- **Exercise brief**
Your task is to quote the material that follows, in full and exactly.

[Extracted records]
----------------------------------------
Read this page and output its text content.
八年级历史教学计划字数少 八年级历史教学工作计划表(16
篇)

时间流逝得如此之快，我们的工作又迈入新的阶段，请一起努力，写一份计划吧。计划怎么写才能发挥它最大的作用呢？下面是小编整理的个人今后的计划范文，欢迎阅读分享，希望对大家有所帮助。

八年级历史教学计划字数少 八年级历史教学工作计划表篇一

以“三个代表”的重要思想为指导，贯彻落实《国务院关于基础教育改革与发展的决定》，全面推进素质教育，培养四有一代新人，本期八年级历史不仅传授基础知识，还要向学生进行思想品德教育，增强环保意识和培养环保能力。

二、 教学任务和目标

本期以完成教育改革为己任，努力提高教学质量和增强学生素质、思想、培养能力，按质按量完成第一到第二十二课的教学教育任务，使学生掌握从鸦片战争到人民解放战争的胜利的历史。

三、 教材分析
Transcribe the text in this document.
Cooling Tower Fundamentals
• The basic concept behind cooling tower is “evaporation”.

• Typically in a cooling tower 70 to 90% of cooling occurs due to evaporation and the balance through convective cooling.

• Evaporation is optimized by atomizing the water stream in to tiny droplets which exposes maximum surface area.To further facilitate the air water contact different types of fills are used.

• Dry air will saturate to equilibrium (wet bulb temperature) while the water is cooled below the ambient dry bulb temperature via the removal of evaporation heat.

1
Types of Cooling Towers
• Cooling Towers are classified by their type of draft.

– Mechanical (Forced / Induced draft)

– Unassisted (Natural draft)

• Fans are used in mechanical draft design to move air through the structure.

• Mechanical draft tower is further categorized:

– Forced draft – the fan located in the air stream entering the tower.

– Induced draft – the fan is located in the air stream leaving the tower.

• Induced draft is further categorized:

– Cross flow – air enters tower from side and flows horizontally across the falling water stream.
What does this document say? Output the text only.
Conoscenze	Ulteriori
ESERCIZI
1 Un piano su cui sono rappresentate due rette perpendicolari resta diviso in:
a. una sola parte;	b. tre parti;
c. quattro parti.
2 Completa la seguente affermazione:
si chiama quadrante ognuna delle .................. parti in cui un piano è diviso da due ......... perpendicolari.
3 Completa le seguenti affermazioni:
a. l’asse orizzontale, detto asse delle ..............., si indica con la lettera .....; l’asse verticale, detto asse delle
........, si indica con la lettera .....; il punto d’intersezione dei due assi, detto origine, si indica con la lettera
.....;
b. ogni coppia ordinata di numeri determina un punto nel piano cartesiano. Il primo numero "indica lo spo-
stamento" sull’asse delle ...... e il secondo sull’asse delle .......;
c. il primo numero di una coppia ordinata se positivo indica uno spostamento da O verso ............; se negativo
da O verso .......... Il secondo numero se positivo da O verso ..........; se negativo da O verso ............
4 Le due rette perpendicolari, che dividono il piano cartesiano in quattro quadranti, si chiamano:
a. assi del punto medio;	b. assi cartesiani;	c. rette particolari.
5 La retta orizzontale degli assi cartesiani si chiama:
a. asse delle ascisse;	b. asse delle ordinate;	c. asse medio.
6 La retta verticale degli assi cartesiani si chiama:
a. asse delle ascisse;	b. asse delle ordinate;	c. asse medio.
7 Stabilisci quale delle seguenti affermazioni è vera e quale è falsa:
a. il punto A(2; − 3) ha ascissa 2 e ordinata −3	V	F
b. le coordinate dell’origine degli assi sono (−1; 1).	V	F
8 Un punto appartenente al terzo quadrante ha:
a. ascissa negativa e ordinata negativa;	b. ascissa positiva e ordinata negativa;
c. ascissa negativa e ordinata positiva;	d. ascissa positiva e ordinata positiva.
----------------------------------------
- **Exercise result**
Read this page and output its text content.
八年级历史教学计划字数少 八年级历史教学工作计划表(16
篇)

时间流逝得如此之快，我们的工作又迈入新的阶段，请一起努力，写一份计划吧。计划怎么写才能发挥它最大的作用呢？下面是小编整理的个人今后的计划范文，欢迎阅读分享，希望对大家有所帮助。

八年级历史教学计划字数少 八年级历史教学工作计划表篇一

以“三个代表”的重要思想为指导，贯彻落实《国务院关于基础教育改革与发展的决定》，全面推进素质教育，培养四有一代新人，本期八年级历史不仅传授基础知识，还要向学生进行思想品德教育，增强环保意识和培养环保能力。

二、 教学任务和目标

本期以完成教育改革为己任，努力提高教学质量和增强学生素质、思想、培养能力，按质按量完成第一到第二十二课的教学教育任务，使学生掌握从鸦片战争到人民解放战争的胜利的历史。

三、 教材分析
Transcribe the text in this document.
Cooling Tower Fundamentals
• The basic concept behind cooling tower is “evaporation”.

• Typically in a cooling tower 70 to 90% of cooling occurs due to evaporation and the balance through convective cooling.

• Evaporation is optimized by atomizing the water stream in to tiny droplets which exposes maximum surface area.To further facilitate the air water contact different types of fills are used.

• Dry air will saturate to equilibrium (wet bulb temperature) while the water is cooled below the ambient dry bulb temperature via the removal of evaporation heat.

1
Types of Cooling Towers
• Cooling Towers are classified by their type of draft.

– Mechanical (Forced / Induced draft)

– Unassisted (Natural draft)

• Fans are used in mechanical draft design to move air through the structure.

• Mechanical draft tower is further categorized:

– Forced draft – the fan located in the air stream entering the tower.

– Induced draft – the fan is located in the air stream leaving the tower.

• Induced draft is further categorized:

– Cross flow – air enters tower from side and flows horizontally across the falling water stream.
What does this document say? Output the text only.
Conoscenze	Ulteriori
ESERCIZI
1 Un piano su cui sono rappresentate due rette perpendicolari resta diviso in:
a. una sola parte;	b. tre parti;
c. quattro parti.
2 Completa la seguente affermazione:
si chiama quadrante ognuna delle .................. parti in cui un piano è diviso da due ......... perpendicolari.
3 Completa le seguenti affermazioni:
a. l’asse orizzontale, detto asse delle ..............., si indica con la lettera .....; l’asse verticale, detto asse delle
........, si indica con la lettera .....; il punto d’intersezione dei due assi, detto origine, si indica con la lettera
.....;
b. ogni coppia ordinata di numeri determina un punto nel piano cartesiano. Il primo numero "indica lo spo-
stamento" sull’asse delle ...... e il secondo sull’asse delle .......;
c. il primo numero di una coppia ordinata se positivo indica uno spostamento da O verso ............; se negativo
da O verso .......... Il secondo numero se positivo da O verso ..........; se negativo da O verso ............
4 Le due rette perpendicolari, che dividono il piano cartesiano in quattro quadranti, si chiamano:
a. assi del punto medio;	b. assi cartesiani;	c. rette particolari.
5 La retta orizzontale degli assi cartesiani si chiama:
a. asse delle ascisse;	b. asse delle ordinate;	c. asse medio.
6 La retta verticale degli assi cartesiani si chiama:
a. asse delle ascisse;	b. asse delle ordinate;	c. asse medio.
7 Stabilisci quale delle seguenti affermazioni è vera e quale è falsa:
a. il punto A(2; − 3) ha ascissa 2 e ordinata −3	V	F
b. le coordinate dell’origine degli assi sono (−1; 1).	V	F
8 Un punto appartenente al terzo quadrante ha:
a. ascissa negativa e ordinata negativa;	b. ascissa positiva e ordinata negativa;
c. ascissa negativa e ordinata positiva;	d. ascissa positiva e ordinata positiva.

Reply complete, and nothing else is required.